**Data excerpts:**
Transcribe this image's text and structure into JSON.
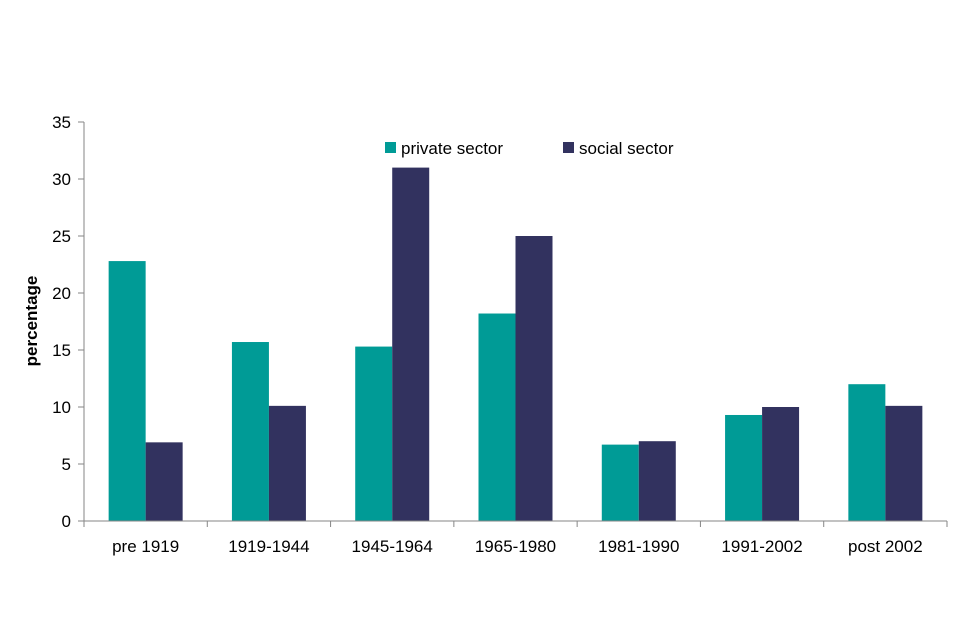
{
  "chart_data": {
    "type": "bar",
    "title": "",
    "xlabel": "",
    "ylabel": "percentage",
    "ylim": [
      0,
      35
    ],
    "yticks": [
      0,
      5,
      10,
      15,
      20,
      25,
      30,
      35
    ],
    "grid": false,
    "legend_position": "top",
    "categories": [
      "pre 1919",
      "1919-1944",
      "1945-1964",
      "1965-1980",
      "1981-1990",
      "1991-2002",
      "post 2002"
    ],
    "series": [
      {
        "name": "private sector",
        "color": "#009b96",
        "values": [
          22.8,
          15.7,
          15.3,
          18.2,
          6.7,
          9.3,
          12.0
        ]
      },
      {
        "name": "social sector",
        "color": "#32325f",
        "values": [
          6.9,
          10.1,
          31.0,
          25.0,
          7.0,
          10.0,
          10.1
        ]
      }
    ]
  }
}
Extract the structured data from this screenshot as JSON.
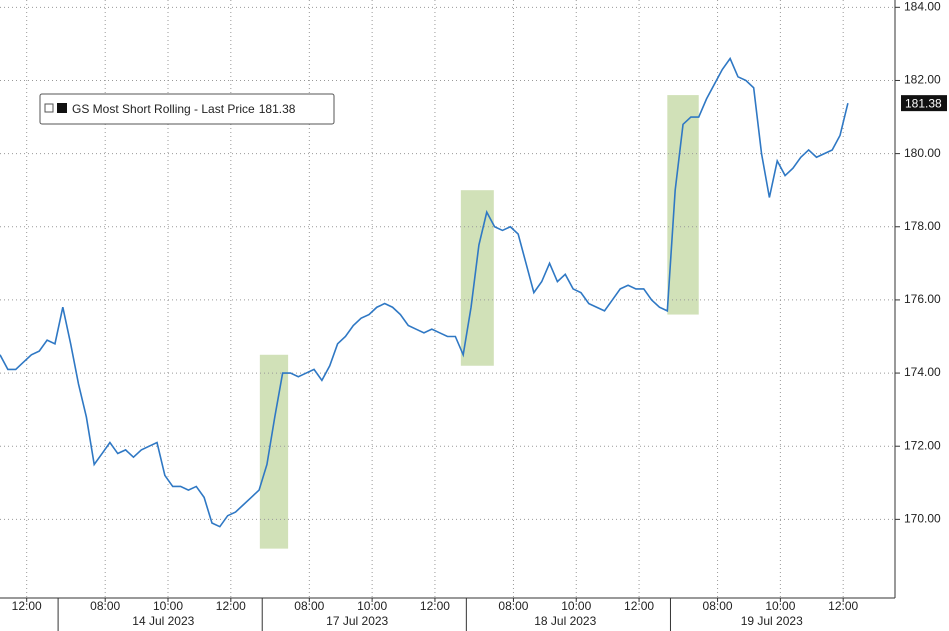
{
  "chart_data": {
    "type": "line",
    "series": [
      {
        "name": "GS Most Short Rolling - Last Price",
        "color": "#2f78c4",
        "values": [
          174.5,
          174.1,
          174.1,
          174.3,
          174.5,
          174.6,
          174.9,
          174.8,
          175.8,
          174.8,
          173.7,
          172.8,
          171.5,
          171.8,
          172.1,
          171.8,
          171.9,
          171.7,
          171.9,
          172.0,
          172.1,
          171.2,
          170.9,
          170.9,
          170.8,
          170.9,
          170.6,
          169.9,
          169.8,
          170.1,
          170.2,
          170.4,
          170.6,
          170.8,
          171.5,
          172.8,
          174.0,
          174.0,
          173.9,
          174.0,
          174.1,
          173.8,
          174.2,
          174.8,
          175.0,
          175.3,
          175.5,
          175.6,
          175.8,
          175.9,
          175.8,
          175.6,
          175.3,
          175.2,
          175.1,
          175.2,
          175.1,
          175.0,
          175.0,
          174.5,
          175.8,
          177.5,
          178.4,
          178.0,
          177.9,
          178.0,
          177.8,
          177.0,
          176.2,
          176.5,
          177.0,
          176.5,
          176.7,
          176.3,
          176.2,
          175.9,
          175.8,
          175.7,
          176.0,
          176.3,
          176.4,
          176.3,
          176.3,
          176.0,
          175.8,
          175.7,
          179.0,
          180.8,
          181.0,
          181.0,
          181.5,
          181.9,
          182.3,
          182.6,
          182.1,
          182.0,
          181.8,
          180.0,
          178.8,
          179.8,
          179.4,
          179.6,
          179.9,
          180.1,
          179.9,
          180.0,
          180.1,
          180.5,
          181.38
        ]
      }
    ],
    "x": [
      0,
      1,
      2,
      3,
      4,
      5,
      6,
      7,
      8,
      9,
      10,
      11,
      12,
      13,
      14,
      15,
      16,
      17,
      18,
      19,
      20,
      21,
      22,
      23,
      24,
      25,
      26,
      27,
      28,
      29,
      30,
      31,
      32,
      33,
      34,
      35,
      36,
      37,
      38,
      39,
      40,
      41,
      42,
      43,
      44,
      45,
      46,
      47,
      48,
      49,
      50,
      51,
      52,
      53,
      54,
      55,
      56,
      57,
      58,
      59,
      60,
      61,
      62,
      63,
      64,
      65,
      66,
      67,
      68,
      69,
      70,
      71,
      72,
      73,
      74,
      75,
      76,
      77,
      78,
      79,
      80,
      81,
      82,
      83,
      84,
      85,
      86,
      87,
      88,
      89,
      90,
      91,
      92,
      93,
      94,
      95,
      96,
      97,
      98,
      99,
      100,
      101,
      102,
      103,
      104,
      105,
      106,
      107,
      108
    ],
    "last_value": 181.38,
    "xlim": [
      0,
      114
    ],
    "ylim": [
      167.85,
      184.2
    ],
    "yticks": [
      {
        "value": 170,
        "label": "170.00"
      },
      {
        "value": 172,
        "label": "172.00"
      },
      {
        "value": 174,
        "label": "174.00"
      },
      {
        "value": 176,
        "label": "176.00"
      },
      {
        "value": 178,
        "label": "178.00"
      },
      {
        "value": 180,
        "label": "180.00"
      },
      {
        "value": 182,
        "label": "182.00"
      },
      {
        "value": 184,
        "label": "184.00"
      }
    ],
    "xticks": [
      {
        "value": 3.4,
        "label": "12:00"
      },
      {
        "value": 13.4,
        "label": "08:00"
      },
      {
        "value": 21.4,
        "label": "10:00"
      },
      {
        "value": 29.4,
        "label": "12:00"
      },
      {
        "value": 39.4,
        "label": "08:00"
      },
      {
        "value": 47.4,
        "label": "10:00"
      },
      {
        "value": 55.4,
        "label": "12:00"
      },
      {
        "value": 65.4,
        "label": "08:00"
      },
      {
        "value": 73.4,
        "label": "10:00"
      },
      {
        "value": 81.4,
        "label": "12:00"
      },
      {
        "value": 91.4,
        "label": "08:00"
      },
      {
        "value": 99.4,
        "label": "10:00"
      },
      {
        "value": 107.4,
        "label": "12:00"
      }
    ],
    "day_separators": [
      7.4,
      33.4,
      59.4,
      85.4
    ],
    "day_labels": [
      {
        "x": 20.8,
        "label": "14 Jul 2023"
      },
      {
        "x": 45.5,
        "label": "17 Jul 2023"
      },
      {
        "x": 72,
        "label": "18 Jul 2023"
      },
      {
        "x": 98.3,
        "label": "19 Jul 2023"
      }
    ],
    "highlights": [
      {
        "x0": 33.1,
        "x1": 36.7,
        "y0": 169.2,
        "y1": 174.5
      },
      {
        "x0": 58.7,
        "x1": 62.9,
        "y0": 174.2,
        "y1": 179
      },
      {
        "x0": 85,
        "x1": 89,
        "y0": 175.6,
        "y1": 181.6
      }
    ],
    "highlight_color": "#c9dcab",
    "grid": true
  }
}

---

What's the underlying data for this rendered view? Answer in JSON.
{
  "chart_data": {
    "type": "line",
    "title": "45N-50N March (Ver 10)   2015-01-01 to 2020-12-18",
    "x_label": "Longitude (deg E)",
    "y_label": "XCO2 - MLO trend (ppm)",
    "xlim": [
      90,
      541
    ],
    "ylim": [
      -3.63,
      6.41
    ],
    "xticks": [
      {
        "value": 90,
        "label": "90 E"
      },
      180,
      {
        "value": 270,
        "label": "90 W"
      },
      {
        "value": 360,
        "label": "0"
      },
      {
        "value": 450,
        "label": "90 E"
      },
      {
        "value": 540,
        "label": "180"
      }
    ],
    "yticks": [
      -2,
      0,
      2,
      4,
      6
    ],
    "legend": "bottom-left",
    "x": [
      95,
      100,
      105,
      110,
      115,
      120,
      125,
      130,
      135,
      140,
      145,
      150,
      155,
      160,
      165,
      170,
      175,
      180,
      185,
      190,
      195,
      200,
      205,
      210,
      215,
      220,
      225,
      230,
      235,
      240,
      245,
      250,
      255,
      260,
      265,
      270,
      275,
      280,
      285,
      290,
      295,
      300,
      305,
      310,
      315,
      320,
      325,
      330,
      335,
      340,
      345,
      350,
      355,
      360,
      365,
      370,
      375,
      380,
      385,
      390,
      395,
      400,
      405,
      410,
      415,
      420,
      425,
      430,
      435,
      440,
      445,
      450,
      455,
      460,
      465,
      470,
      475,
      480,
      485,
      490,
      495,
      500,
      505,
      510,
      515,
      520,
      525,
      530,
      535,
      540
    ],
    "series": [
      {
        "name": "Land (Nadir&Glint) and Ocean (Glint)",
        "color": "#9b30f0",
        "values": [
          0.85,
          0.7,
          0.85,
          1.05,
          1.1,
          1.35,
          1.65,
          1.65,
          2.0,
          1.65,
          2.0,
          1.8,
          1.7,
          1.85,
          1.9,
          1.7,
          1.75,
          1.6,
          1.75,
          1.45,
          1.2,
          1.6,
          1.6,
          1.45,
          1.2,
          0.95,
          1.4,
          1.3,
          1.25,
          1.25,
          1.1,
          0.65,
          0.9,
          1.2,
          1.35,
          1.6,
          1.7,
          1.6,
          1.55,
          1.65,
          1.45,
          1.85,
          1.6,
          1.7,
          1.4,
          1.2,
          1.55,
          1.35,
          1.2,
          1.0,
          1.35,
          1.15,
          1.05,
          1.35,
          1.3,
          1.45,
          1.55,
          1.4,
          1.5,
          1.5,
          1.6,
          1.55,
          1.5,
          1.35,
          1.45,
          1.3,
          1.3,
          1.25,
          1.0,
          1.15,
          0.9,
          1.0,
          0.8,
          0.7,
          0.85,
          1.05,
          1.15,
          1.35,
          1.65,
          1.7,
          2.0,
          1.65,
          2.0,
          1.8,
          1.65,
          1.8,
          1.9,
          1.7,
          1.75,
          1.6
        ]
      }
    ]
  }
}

**Task details:** Of all the lines above, how many contain the word "title"? Give the number and nothing else.

**Final result:** 2